WHAT IS BEING ASKED - Update the entries from the start down through the line containing "- branch y67.5: [111, 67, 120, 69]", changing "branch" to "tap" and leaving everything else the same. Give back only those lines.

___ MATERIAL FOR THE TASK

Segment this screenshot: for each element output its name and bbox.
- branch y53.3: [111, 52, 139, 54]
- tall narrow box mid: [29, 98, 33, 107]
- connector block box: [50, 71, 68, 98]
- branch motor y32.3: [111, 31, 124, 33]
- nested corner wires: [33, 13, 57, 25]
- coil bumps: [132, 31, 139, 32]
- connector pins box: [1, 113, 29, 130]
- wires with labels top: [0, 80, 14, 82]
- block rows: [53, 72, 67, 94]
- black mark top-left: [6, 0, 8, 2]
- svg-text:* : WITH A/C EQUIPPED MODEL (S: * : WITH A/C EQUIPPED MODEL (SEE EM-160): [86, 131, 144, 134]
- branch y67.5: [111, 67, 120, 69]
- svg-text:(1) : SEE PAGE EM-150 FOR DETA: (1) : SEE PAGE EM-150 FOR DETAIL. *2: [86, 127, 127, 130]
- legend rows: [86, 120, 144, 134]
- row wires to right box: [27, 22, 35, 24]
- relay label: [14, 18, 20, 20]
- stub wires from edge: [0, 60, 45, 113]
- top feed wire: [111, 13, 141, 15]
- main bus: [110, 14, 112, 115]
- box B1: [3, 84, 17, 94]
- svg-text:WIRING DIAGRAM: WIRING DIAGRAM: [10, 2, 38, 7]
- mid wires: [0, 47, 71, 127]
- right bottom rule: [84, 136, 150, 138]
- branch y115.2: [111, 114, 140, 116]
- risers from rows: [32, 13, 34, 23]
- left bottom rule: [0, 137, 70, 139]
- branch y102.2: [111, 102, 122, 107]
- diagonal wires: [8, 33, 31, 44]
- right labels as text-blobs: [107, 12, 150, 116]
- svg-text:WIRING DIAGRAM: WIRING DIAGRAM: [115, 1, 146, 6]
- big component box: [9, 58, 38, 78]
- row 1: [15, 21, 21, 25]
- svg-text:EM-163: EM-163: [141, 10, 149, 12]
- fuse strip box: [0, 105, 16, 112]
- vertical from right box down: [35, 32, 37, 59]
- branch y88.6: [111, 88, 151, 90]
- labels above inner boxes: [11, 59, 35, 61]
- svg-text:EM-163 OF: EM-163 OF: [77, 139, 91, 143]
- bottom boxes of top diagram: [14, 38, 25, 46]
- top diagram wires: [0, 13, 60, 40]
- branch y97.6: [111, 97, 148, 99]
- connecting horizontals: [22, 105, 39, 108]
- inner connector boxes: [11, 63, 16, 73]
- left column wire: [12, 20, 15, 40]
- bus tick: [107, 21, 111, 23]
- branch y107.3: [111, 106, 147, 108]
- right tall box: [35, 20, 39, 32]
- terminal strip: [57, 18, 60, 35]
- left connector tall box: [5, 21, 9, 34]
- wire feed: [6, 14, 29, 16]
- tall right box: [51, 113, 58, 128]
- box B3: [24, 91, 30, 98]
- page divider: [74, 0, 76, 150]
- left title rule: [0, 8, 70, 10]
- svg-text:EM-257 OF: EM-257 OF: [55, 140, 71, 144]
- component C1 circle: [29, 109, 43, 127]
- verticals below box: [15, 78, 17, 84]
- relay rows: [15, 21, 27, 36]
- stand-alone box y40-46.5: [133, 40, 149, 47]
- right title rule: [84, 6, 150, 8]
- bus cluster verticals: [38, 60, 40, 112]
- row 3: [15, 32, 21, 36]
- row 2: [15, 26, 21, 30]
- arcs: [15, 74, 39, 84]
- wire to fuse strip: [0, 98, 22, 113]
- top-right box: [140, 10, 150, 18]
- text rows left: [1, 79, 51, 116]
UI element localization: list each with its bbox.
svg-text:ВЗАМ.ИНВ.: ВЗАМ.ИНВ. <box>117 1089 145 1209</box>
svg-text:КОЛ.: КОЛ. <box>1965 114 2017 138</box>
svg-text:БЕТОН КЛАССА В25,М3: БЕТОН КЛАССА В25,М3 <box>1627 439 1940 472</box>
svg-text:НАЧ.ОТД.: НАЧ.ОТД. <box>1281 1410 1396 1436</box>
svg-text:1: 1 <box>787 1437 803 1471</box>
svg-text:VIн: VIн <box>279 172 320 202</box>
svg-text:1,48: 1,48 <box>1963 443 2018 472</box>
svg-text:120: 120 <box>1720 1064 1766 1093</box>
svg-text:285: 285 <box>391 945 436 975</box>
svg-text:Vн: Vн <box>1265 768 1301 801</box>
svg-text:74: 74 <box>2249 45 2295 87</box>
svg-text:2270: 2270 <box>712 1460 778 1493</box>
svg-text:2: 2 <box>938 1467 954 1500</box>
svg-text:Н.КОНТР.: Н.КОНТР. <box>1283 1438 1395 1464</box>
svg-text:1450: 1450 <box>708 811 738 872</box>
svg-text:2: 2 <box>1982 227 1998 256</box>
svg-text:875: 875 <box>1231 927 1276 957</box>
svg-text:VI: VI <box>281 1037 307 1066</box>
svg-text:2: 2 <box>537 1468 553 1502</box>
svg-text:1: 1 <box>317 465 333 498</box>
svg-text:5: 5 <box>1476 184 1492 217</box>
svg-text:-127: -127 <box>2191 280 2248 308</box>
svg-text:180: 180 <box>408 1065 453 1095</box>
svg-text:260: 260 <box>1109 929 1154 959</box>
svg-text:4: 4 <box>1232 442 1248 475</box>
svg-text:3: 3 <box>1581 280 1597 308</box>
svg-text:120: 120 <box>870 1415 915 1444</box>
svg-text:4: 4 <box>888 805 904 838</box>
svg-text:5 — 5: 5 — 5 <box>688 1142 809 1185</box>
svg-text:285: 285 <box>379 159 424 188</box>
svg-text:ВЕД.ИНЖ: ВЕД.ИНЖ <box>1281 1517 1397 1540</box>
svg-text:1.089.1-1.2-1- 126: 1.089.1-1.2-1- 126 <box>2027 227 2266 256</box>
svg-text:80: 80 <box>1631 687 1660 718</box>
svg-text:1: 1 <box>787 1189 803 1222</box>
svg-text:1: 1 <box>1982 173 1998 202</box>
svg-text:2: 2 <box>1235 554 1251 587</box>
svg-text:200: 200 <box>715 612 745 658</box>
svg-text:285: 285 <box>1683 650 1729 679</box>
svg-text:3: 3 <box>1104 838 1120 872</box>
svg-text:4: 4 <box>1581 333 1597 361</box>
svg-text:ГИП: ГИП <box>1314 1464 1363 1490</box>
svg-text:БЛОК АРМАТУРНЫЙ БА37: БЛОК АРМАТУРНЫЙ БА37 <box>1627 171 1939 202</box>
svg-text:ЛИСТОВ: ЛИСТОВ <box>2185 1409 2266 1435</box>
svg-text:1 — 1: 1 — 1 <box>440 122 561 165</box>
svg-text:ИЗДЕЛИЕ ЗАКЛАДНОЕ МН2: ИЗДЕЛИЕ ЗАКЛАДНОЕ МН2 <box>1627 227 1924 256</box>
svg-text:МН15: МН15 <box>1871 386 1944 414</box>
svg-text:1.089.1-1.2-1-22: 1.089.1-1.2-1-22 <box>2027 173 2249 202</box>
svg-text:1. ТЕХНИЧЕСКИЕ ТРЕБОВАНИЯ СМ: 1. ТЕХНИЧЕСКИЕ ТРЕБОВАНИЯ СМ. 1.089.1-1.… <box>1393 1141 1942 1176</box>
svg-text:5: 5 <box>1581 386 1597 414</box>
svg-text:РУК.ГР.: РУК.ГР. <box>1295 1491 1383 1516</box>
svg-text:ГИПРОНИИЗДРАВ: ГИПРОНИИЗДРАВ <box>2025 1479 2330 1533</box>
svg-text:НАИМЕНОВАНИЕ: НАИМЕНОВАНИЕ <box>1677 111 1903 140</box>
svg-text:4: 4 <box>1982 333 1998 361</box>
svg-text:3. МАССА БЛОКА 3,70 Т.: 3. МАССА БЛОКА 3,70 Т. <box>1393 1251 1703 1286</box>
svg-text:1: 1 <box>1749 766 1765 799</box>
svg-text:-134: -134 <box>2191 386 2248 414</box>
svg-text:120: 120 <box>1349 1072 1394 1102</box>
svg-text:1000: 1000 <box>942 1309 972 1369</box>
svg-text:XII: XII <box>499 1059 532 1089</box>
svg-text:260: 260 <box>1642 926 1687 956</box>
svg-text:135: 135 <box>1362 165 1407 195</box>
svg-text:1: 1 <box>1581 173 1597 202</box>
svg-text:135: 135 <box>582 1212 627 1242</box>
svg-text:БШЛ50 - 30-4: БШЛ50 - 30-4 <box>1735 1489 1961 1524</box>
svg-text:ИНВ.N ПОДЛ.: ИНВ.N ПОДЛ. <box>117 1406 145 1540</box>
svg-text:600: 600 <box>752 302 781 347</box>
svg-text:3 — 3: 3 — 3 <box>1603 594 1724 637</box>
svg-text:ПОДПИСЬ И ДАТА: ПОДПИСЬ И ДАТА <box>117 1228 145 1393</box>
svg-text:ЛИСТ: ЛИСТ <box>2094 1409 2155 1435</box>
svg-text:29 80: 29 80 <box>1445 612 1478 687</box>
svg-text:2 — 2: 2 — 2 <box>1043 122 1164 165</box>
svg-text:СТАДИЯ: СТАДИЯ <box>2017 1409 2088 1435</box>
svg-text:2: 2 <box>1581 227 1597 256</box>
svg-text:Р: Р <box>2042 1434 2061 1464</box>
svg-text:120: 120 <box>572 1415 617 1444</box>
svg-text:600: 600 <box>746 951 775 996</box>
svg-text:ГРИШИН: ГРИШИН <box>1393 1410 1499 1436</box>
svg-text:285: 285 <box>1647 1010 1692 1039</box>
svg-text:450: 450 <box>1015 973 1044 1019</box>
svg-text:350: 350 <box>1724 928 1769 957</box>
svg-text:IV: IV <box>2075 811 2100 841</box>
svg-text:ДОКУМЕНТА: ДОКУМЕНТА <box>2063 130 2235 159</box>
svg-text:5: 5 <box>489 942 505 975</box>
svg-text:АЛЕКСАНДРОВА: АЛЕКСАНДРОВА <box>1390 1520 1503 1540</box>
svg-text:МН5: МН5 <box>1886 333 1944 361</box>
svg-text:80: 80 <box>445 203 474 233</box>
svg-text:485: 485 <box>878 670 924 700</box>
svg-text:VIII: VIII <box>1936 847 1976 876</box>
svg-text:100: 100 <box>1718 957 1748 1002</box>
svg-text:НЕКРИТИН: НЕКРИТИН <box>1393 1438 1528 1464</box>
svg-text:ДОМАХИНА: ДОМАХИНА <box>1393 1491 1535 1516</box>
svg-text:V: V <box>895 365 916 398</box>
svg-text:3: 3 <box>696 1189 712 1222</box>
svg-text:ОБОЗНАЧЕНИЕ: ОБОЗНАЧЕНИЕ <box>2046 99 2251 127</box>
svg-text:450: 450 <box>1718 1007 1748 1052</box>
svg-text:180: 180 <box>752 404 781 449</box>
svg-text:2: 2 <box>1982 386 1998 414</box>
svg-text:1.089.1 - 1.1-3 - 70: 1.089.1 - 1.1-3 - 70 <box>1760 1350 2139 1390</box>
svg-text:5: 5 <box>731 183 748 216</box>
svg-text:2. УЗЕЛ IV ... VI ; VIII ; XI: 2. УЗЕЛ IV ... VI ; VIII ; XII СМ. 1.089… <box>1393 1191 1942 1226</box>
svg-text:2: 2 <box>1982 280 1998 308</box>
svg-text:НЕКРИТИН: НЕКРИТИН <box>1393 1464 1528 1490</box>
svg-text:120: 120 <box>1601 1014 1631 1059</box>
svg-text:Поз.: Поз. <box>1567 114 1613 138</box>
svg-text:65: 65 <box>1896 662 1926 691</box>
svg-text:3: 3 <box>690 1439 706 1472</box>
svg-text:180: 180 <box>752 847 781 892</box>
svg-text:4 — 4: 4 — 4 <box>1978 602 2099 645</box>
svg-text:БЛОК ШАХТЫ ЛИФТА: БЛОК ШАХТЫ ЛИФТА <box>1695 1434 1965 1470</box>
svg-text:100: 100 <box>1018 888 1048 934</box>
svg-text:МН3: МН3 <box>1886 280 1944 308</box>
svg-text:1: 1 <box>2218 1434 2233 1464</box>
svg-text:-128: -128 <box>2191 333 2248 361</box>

______

FULL OUTPUT -
Segment this screenshot: for each element output its name and bbox.
- tap y53.3: [111, 52, 139, 54]
- tall narrow box mid: [29, 98, 33, 107]
- connector block box: [50, 71, 68, 98]
- tap motor y32.3: [111, 31, 124, 33]
- nested corner wires: [33, 13, 57, 25]
- coil bumps: [132, 31, 139, 32]
- connector pins box: [1, 113, 29, 130]
- wires with labels top: [0, 80, 14, 82]
- block rows: [53, 72, 67, 94]
- black mark top-left: [6, 0, 8, 2]
- svg-text:* : WITH A/C EQUIPPED MODEL (S: * : WITH A/C EQUIPPED MODEL (SEE EM-160): [86, 131, 144, 134]
- tap y67.5: [111, 67, 120, 69]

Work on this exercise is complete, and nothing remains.